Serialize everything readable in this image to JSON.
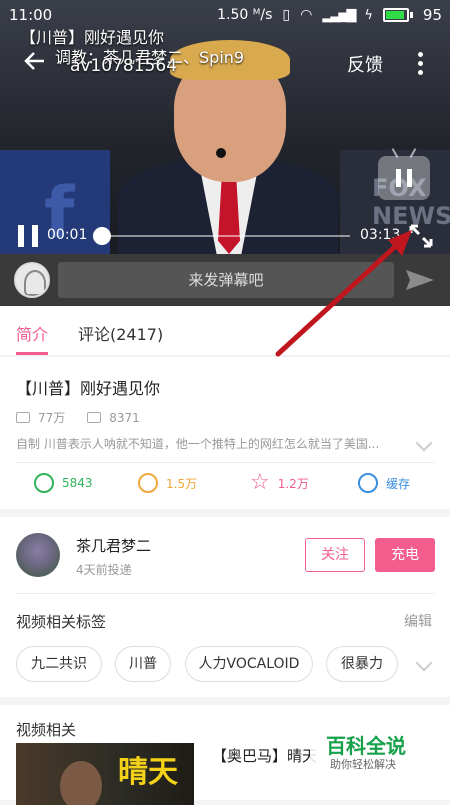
{
  "status": {
    "time": "11:00",
    "speed": "1.50 ᴹ/s",
    "battery": "95"
  },
  "video": {
    "overlay_title": "【川普】刚好遇见你",
    "tuning_credit": "调教：茶几君梦二、Spin9",
    "av_id": "av10781564",
    "feedback_label": "反馈",
    "bg_text_left": "f",
    "bg_text_right": "FOX NEWS",
    "current_time": "00:01",
    "total_time": "03:13",
    "progress": 0.005
  },
  "danmaku": {
    "placeholder": "来发弹幕吧"
  },
  "tabs": [
    {
      "label": "简介",
      "active": true
    },
    {
      "label": "评论(2417)",
      "active": false
    }
  ],
  "info": {
    "title": "【川普】刚好遇见你",
    "plays": "77万",
    "danmaku_count": "8371",
    "description": "自制 川普表示人呐就不知道，他一个推特上的网红怎么就当了美国..."
  },
  "actions": [
    {
      "label": "5843",
      "icon": "like-icon",
      "color": "#2fb35a"
    },
    {
      "label": "1.5万",
      "icon": "coin-icon",
      "color": "#f0a63b"
    },
    {
      "label": "1.2万",
      "icon": "star-icon",
      "color": "#f25d8e"
    },
    {
      "label": "缓存",
      "icon": "download-icon",
      "color": "#3a8fe0"
    }
  ],
  "uploader": {
    "name": "茶几君梦二",
    "time": "4天前投递",
    "follow_label": "关注",
    "charge_label": "充电"
  },
  "tags": {
    "title": "视频相关标签",
    "edit_label": "编辑",
    "items": [
      "九二共识",
      "川普",
      "人力VOCALOID",
      "很暴力"
    ]
  },
  "related": {
    "title": "视频相关",
    "thumb_text": "晴天",
    "item_title": "【奥巴马】晴天"
  },
  "watermark": {
    "title": "百科全说",
    "subtitle": "助你轻松解决"
  },
  "colors": {
    "accent": "#f25d8e",
    "annotation": "#c0161d"
  }
}
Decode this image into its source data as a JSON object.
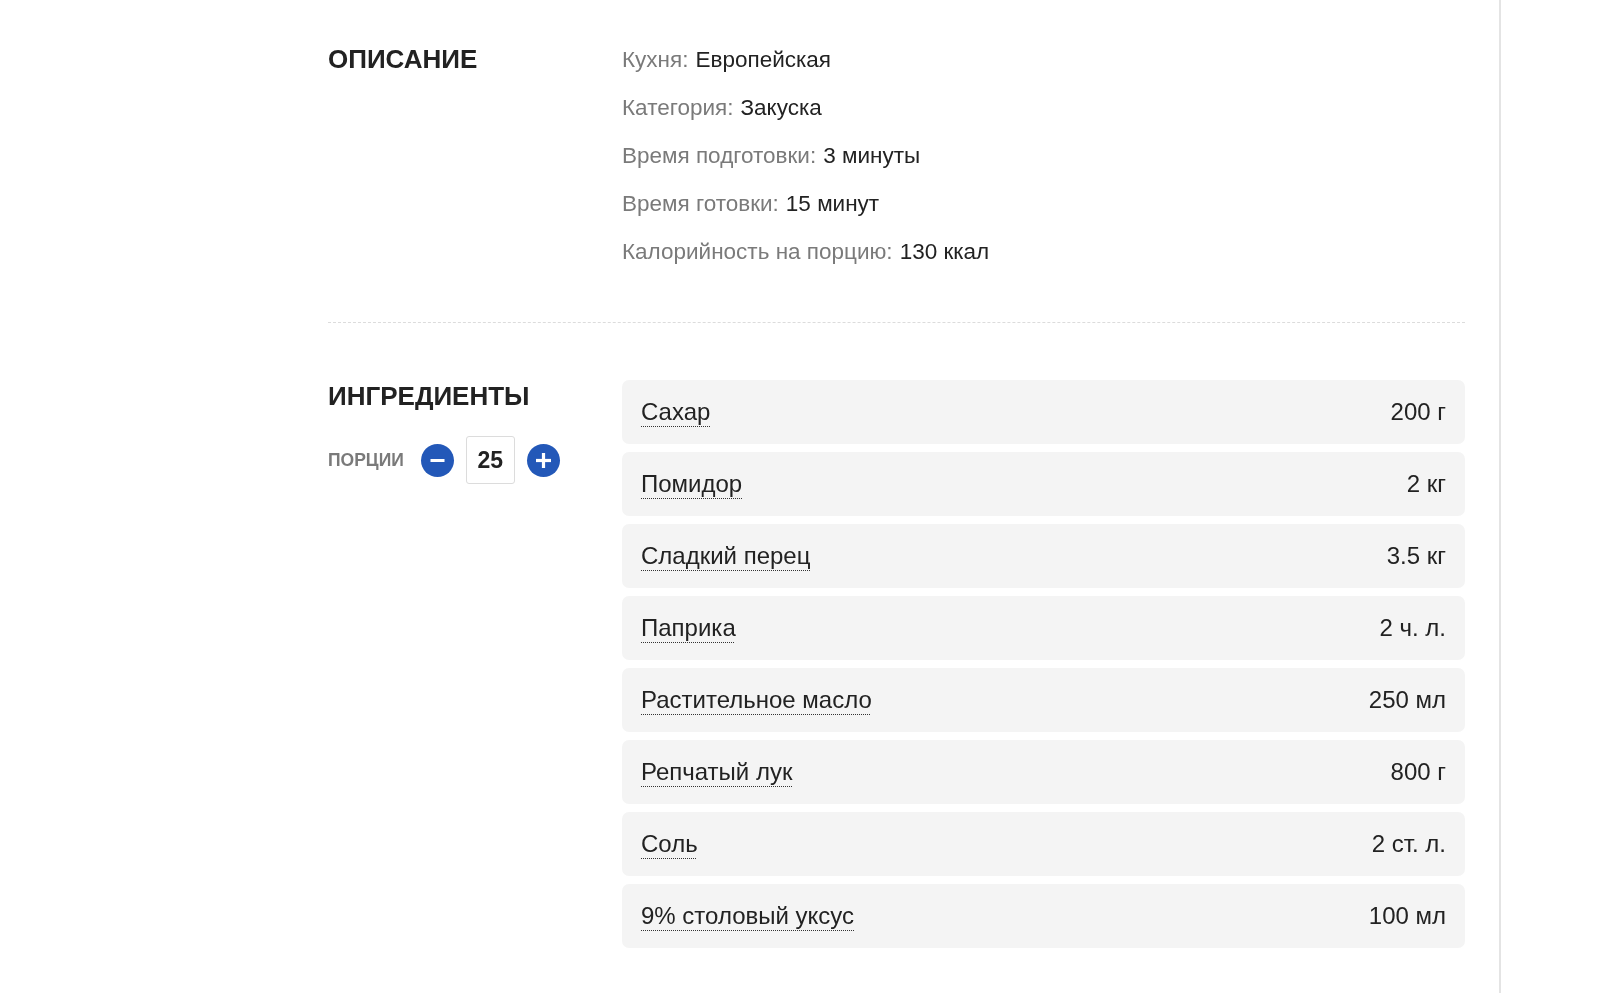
{
  "description": {
    "heading": "ОПИСАНИЕ",
    "items": [
      {
        "label": "Кухня:",
        "value": "Европейская"
      },
      {
        "label": "Категория:",
        "value": "Закуска"
      },
      {
        "label": "Время подготовки:",
        "value": "3 минуты"
      },
      {
        "label": "Время готовки:",
        "value": "15 минут"
      },
      {
        "label": "Калорийность на порцию:",
        "value": "130 ккал"
      }
    ]
  },
  "ingredients": {
    "heading": "ИНГРЕДИЕНТЫ",
    "servings": {
      "label": "ПОРЦИИ",
      "value": "25"
    },
    "items": [
      {
        "name": "Сахар",
        "amount": "200 г"
      },
      {
        "name": "Помидор",
        "amount": "2 кг"
      },
      {
        "name": "Сладкий перец",
        "amount": "3.5 кг"
      },
      {
        "name": "Паприка",
        "amount": "2 ч. л."
      },
      {
        "name": "Растительное масло",
        "amount": "250 мл"
      },
      {
        "name": "Репчатый лук",
        "amount": "800 г"
      },
      {
        "name": "Соль",
        "amount": "2 ст. л."
      },
      {
        "name": "9% столовый уксус",
        "amount": "100 мл"
      }
    ]
  }
}
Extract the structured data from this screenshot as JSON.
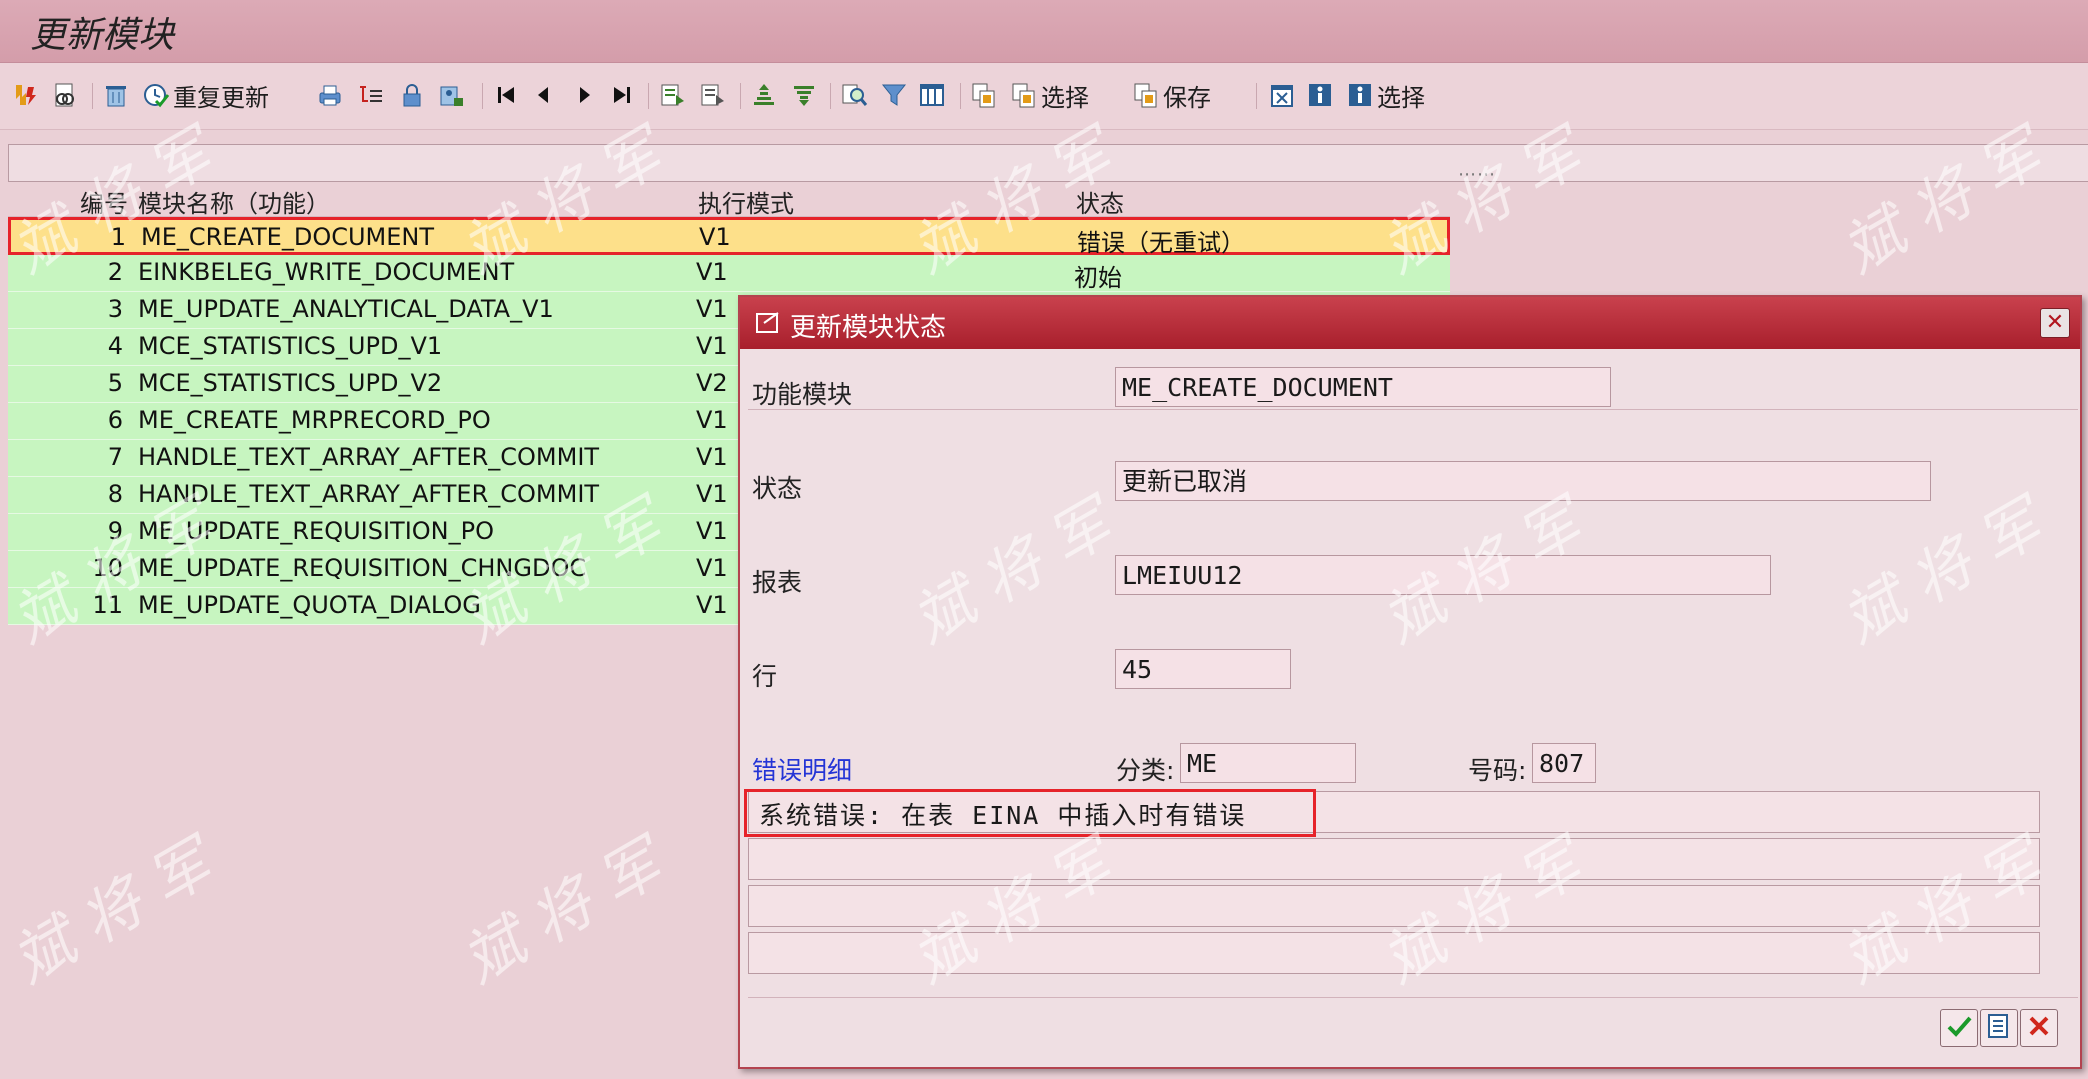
{
  "window": {
    "title": "更新模块"
  },
  "toolbar": {
    "buttons": [
      {
        "icon": "execute-icon"
      },
      {
        "icon": "display-icon"
      },
      {
        "icon": "delete-icon"
      },
      {
        "icon": "repeat-update-icon",
        "label": "重复更新"
      },
      {
        "icon": "print-icon"
      },
      {
        "icon": "hierarchy-icon"
      },
      {
        "icon": "lock-icon"
      },
      {
        "icon": "user-lock-icon"
      },
      {
        "icon": "first-page-icon"
      },
      {
        "icon": "prev-page-icon"
      },
      {
        "icon": "next-page-icon"
      },
      {
        "icon": "last-page-icon"
      },
      {
        "icon": "details-icon"
      },
      {
        "icon": "details2-icon"
      },
      {
        "icon": "sort-asc-icon"
      },
      {
        "icon": "sort-desc-icon"
      },
      {
        "icon": "find-icon"
      },
      {
        "icon": "filter-icon"
      },
      {
        "icon": "layout-icon"
      },
      {
        "icon": "copy-icon"
      },
      {
        "icon": "select-layout-icon",
        "label": "选择"
      },
      {
        "icon": "save-layout-icon",
        "label": "保存"
      },
      {
        "icon": "export-icon"
      },
      {
        "icon": "info-icon"
      },
      {
        "icon": "info-select-icon",
        "label": "选择"
      }
    ]
  },
  "table": {
    "columns": [
      "编号",
      "模块名称（功能）",
      "执行模式",
      "状态"
    ],
    "rows": [
      {
        "num": "1",
        "name": "ME_CREATE_DOCUMENT",
        "mode": "V1",
        "status": "错误（无重试）"
      },
      {
        "num": "2",
        "name": "EINKBELEG_WRITE_DOCUMENT",
        "mode": "V1",
        "status": "初始"
      },
      {
        "num": "3",
        "name": "ME_UPDATE_ANALYTICAL_DATA_V1",
        "mode": "V1",
        "status": ""
      },
      {
        "num": "4",
        "name": "MCE_STATISTICS_UPD_V1",
        "mode": "V1",
        "status": ""
      },
      {
        "num": "5",
        "name": "MCE_STATISTICS_UPD_V2",
        "mode": "V2",
        "status": ""
      },
      {
        "num": "6",
        "name": "ME_CREATE_MRPRECORD_PO",
        "mode": "V1",
        "status": ""
      },
      {
        "num": "7",
        "name": "HANDLE_TEXT_ARRAY_AFTER_COMMIT",
        "mode": "V1",
        "status": ""
      },
      {
        "num": "8",
        "name": "HANDLE_TEXT_ARRAY_AFTER_COMMIT",
        "mode": "V1",
        "status": ""
      },
      {
        "num": "9",
        "name": "ME_UPDATE_REQUISITION_PO",
        "mode": "V1",
        "status": ""
      },
      {
        "num": "10",
        "name": "ME_UPDATE_REQUISITION_CHNGDOC",
        "mode": "V1",
        "status": ""
      },
      {
        "num": "11",
        "name": "ME_UPDATE_QUOTA_DIALOG",
        "mode": "V1",
        "status": ""
      }
    ]
  },
  "dialog": {
    "title": "更新模块状态",
    "function_module_label": "功能模块",
    "function_module_value": "ME_CREATE_DOCUMENT",
    "status_label": "状态",
    "status_value": "更新已取消",
    "report_label": "报表",
    "report_value": "LMEIUU12",
    "line_label": "行",
    "line_value": "45",
    "error_detail_label": "错误明细",
    "class_label": "分类:",
    "class_value": "ME",
    "number_label": "号码:",
    "number_value": "807",
    "messages": [
      "系统错误: 在表 EINA 中插入时有错误",
      "",
      "",
      ""
    ]
  },
  "watermark": "斌将军",
  "colors": {
    "selected_row": "#fde08a",
    "row": "#c7f5c0",
    "highlight": "#e6232a",
    "dialog_title": "#b8303c"
  }
}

============================================================

EXERCISE PROMPT: Write out the listing word for word, omitting the pictures it holds.

PROBLEM SOLUTION:
Serialize everything readable in this image to JSON.
{
  "status": {
    "time": "11:00",
    "speed": "1.50 ᴹ/s",
    "battery": "95"
  },
  "video": {
    "overlay_title": "【川普】刚好遇见你",
    "tuning_credit": "调教：茶几君梦二、Spin9",
    "av_id": "av10781564",
    "feedback_label": "反馈",
    "bg_text_left": "f",
    "bg_text_right": "FOX NEWS",
    "current_time": "00:01",
    "total_time": "03:13",
    "progress": 0.005
  },
  "danmaku": {
    "placeholder": "来发弹幕吧"
  },
  "tabs": [
    {
      "label": "简介",
      "active": true
    },
    {
      "label": "评论(2417)",
      "active": false
    }
  ],
  "info": {
    "title": "【川普】刚好遇见你",
    "plays": "77万",
    "danmaku_count": "8371",
    "description": "自制 川普表示人呐就不知道，他一个推特上的网红怎么就当了美国..."
  },
  "actions": [
    {
      "label": "5843",
      "icon": "like-icon",
      "color": "#2fb35a"
    },
    {
      "label": "1.5万",
      "icon": "coin-icon",
      "color": "#f0a63b"
    },
    {
      "label": "1.2万",
      "icon": "star-icon",
      "color": "#f25d8e"
    },
    {
      "label": "缓存",
      "icon": "download-icon",
      "color": "#3a8fe0"
    }
  ],
  "uploader": {
    "name": "茶几君梦二",
    "time": "4天前投递",
    "follow_label": "关注",
    "charge_label": "充电"
  },
  "tags": {
    "title": "视频相关标签",
    "edit_label": "编辑",
    "items": [
      "九二共识",
      "川普",
      "人力VOCALOID",
      "很暴力"
    ]
  },
  "related": {
    "title": "视频相关",
    "thumb_text": "晴天",
    "item_title": "【奥巴马】晴天"
  },
  "watermark": {
    "title": "百科全说",
    "subtitle": "助你轻松解决"
  },
  "colors": {
    "accent": "#f25d8e",
    "annotation": "#c0161d"
  }
}
Decode this image into its source data as a JSON object.
{
  "description": {
    "heading": "ОПИСАНИЕ",
    "items": [
      {
        "label": "Кухня:",
        "value": "Европейская"
      },
      {
        "label": "Категория:",
        "value": "Закуска"
      },
      {
        "label": "Время подготовки:",
        "value": "3 минуты"
      },
      {
        "label": "Время готовки:",
        "value": "15 минут"
      },
      {
        "label": "Калорийность на порцию:",
        "value": "130 ккал"
      }
    ]
  },
  "ingredients": {
    "heading": "ИНГРЕДИЕНТЫ",
    "servings": {
      "label": "ПОРЦИИ",
      "value": "25"
    },
    "items": [
      {
        "name": "Сахар",
        "amount": "200 г"
      },
      {
        "name": "Помидор",
        "amount": "2 кг"
      },
      {
        "name": "Сладкий перец",
        "amount": "3.5 кг"
      },
      {
        "name": "Паприка",
        "amount": "2 ч. л."
      },
      {
        "name": "Растительное масло",
        "amount": "250 мл"
      },
      {
        "name": "Репчатый лук",
        "amount": "800 г"
      },
      {
        "name": "Соль",
        "amount": "2 ст. л."
      },
      {
        "name": "9% столовый уксус",
        "amount": "100 мл"
      }
    ]
  }
}
Extract the structured data from this screenshot as JSON.
{
  "window": {
    "title": "更新模块"
  },
  "toolbar": {
    "buttons": [
      {
        "icon": "execute-icon"
      },
      {
        "icon": "display-icon"
      },
      {
        "icon": "delete-icon"
      },
      {
        "icon": "repeat-update-icon",
        "label": "重复更新"
      },
      {
        "icon": "print-icon"
      },
      {
        "icon": "hierarchy-icon"
      },
      {
        "icon": "lock-icon"
      },
      {
        "icon": "user-lock-icon"
      },
      {
        "icon": "first-page-icon"
      },
      {
        "icon": "prev-page-icon"
      },
      {
        "icon": "next-page-icon"
      },
      {
        "icon": "last-page-icon"
      },
      {
        "icon": "details-icon"
      },
      {
        "icon": "details2-icon"
      },
      {
        "icon": "sort-asc-icon"
      },
      {
        "icon": "sort-desc-icon"
      },
      {
        "icon": "find-icon"
      },
      {
        "icon": "filter-icon"
      },
      {
        "icon": "layout-icon"
      },
      {
        "icon": "copy-icon"
      },
      {
        "icon": "select-layout-icon",
        "label": "选择"
      },
      {
        "icon": "save-layout-icon",
        "label": "保存"
      },
      {
        "icon": "export-icon"
      },
      {
        "icon": "info-icon"
      },
      {
        "icon": "info-select-icon",
        "label": "选择"
      }
    ]
  },
  "table": {
    "columns": [
      "编号",
      "模块名称（功能）",
      "执行模式",
      "状态"
    ],
    "rows": [
      {
        "num": "1",
        "name": "ME_CREATE_DOCUMENT",
        "mode": "V1",
        "status": "错误（无重试）"
      },
      {
        "num": "2",
        "name": "EINKBELEG_WRITE_DOCUMENT",
        "mode": "V1",
        "status": "初始"
      },
      {
        "num": "3",
        "name": "ME_UPDATE_ANALYTICAL_DATA_V1",
        "mode": "V1",
        "status": ""
      },
      {
        "num": "4",
        "name": "MCE_STATISTICS_UPD_V1",
        "mode": "V1",
        "status": ""
      },
      {
        "num": "5",
        "name": "MCE_STATISTICS_UPD_V2",
        "mode": "V2",
        "status": ""
      },
      {
        "num": "6",
        "name": "ME_CREATE_MRPRECORD_PO",
        "mode": "V1",
        "status": ""
      },
      {
        "num": "7",
        "name": "HANDLE_TEXT_ARRAY_AFTER_COMMIT",
        "mode": "V1",
        "status": ""
      },
      {
        "num": "8",
        "name": "HANDLE_TEXT_ARRAY_AFTER_COMMIT",
        "mode": "V1",
        "status": ""
      },
      {
        "num": "9",
        "name": "ME_UPDATE_REQUISITION_PO",
        "mode": "V1",
        "status": ""
      },
      {
        "num": "10",
        "name": "ME_UPDATE_REQUISITION_CHNGDOC",
        "mode": "V1",
        "status": ""
      },
      {
        "num": "11",
        "name": "ME_UPDATE_QUOTA_DIALOG",
        "mode": "V1",
        "status": ""
      }
    ]
  },
  "dialog": {
    "title": "更新模块状态",
    "function_module_label": "功能模块",
    "function_module_value": "ME_CREATE_DOCUMENT",
    "status_label": "状态",
    "status_value": "更新已取消",
    "report_label": "报表",
    "report_value": "LMEIUU12",
    "line_label": "行",
    "line_value": "45",
    "error_detail_label": "错误明细",
    "class_label": "分类:",
    "class_value": "ME",
    "number_label": "号码:",
    "number_value": "807",
    "messages": [
      "系统错误: 在表 EINA 中插入时有错误",
      "",
      "",
      ""
    ]
  },
  "watermark": "斌将军",
  "colors": {
    "selected_row": "#fde08a",
    "row": "#c7f5c0",
    "highlight": "#e6232a",
    "dialog_title": "#b8303c"
  }
}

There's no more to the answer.